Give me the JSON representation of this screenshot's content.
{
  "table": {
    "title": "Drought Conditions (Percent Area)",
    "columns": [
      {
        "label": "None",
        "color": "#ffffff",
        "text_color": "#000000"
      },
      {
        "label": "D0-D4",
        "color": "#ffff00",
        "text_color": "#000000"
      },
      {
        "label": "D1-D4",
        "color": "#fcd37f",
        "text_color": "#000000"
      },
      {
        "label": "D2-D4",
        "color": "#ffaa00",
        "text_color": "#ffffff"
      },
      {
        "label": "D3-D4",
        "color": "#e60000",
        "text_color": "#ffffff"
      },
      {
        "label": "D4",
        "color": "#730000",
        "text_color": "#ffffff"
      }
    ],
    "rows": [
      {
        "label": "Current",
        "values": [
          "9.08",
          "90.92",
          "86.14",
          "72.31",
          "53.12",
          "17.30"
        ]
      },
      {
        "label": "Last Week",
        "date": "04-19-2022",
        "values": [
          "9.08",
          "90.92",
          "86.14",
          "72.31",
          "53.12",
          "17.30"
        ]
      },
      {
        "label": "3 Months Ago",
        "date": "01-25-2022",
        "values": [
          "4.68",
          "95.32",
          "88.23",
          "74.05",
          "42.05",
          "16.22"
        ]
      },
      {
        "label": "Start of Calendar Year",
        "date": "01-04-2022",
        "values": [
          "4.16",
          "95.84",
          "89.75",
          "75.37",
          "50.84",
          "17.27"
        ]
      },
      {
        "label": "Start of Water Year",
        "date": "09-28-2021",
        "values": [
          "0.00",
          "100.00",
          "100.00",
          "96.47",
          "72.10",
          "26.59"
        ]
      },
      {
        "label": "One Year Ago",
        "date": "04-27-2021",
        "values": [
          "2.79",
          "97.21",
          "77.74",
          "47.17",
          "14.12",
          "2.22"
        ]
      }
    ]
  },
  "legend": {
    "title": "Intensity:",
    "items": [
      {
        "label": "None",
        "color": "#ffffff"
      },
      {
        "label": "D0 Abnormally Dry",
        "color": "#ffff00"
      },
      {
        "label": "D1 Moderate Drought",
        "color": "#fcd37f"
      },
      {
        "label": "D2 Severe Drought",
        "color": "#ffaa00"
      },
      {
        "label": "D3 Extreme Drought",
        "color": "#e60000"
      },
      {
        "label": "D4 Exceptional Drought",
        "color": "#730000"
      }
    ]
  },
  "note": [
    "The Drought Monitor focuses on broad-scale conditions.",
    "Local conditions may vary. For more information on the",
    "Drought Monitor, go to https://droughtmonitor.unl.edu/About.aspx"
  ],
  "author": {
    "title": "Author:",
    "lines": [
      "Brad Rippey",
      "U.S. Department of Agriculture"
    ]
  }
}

== Instructions for the task ==
Go through the records above and set each one down exactly, please.

== The completed task ==
Give me the JSON representation of this screenshot's content.
{
  "table": {
    "title": "Drought Conditions (Percent Area)",
    "columns": [
      {
        "label": "None",
        "color": "#ffffff",
        "text_color": "#000000"
      },
      {
        "label": "D0-D4",
        "color": "#ffff00",
        "text_color": "#000000"
      },
      {
        "label": "D1-D4",
        "color": "#fcd37f",
        "text_color": "#000000"
      },
      {
        "label": "D2-D4",
        "color": "#ffaa00",
        "text_color": "#ffffff"
      },
      {
        "label": "D3-D4",
        "color": "#e60000",
        "text_color": "#ffffff"
      },
      {
        "label": "D4",
        "color": "#730000",
        "text_color": "#ffffff"
      }
    ],
    "rows": [
      {
        "label": "Current",
        "values": [
          "9.08",
          "90.92",
          "86.14",
          "72.31",
          "53.12",
          "17.30"
        ]
      },
      {
        "label": "Last Week",
        "date": "04-19-2022",
        "values": [
          "9.08",
          "90.92",
          "86.14",
          "72.31",
          "53.12",
          "17.30"
        ]
      },
      {
        "label": "3 Months Ago",
        "date": "01-25-2022",
        "values": [
          "4.68",
          "95.32",
          "88.23",
          "74.05",
          "42.05",
          "16.22"
        ]
      },
      {
        "label": "Start of Calendar Year",
        "date": "01-04-2022",
        "values": [
          "4.16",
          "95.84",
          "89.75",
          "75.37",
          "50.84",
          "17.27"
        ]
      },
      {
        "label": "Start of Water Year",
        "date": "09-28-2021",
        "values": [
          "0.00",
          "100.00",
          "100.00",
          "96.47",
          "72.10",
          "26.59"
        ]
      },
      {
        "label": "One Year Ago",
        "date": "04-27-2021",
        "values": [
          "2.79",
          "97.21",
          "77.74",
          "47.17",
          "14.12",
          "2.22"
        ]
      }
    ]
  },
  "legend": {
    "title": "Intensity:",
    "items": [
      {
        "label": "None",
        "color": "#ffffff"
      },
      {
        "label": "D0 Abnormally Dry",
        "color": "#ffff00"
      },
      {
        "label": "D1 Moderate Drought",
        "color": "#fcd37f"
      },
      {
        "label": "D2 Severe Drought",
        "color": "#ffaa00"
      },
      {
        "label": "D3 Extreme Drought",
        "color": "#e60000"
      },
      {
        "label": "D4 Exceptional Drought",
        "color": "#730000"
      }
    ]
  },
  "note": [
    "The Drought Monitor focuses on broad-scale conditions.",
    "Local conditions may vary. For more information on the",
    "Drought Monitor, go to https://droughtmonitor.unl.edu/About.aspx"
  ],
  "author": {
    "title": "Author:",
    "lines": [
      "Brad Rippey",
      "U.S. Department of Agriculture"
    ]
  }
}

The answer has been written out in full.